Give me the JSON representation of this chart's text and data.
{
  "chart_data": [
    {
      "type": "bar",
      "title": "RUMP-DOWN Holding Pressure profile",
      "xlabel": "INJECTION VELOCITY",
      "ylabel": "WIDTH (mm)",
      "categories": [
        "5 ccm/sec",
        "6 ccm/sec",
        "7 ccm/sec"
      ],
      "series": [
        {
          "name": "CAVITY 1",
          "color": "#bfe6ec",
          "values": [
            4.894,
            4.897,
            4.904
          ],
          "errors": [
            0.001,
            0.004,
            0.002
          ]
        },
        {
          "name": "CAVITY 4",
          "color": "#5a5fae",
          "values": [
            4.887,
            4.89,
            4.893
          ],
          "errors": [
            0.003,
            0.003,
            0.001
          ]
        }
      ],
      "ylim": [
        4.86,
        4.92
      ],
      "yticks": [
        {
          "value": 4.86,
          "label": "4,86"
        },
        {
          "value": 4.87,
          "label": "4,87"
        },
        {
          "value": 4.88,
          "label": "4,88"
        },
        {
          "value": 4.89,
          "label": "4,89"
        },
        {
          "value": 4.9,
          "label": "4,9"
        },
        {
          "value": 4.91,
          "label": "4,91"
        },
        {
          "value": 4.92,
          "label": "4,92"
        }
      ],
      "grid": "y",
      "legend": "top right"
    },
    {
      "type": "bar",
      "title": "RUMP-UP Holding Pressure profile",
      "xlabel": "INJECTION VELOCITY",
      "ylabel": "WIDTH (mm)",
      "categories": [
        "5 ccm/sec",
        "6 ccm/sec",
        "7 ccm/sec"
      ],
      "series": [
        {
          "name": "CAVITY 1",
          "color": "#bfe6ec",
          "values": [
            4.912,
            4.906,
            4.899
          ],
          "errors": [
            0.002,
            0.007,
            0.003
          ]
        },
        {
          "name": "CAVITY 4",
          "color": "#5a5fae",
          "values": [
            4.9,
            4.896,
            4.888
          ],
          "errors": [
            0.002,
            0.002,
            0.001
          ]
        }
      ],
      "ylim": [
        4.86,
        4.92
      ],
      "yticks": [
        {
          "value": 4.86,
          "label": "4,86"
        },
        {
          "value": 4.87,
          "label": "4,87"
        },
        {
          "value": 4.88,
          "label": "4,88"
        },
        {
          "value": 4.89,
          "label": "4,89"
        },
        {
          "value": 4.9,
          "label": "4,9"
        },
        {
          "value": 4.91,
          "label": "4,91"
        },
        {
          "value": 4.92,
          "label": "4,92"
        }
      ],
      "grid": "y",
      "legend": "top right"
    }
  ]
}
◆ ◆ ◆ ◆ ◆ ◆ ◆
◆ **Written instruction**
Find the word "RUMP" in the material, then list each line that holds it.

◆ **The completed task**
      "title": "RUMP-DOWN Holding Pressure profile",
      "title": "RUMP-UP Holding Pressure profile",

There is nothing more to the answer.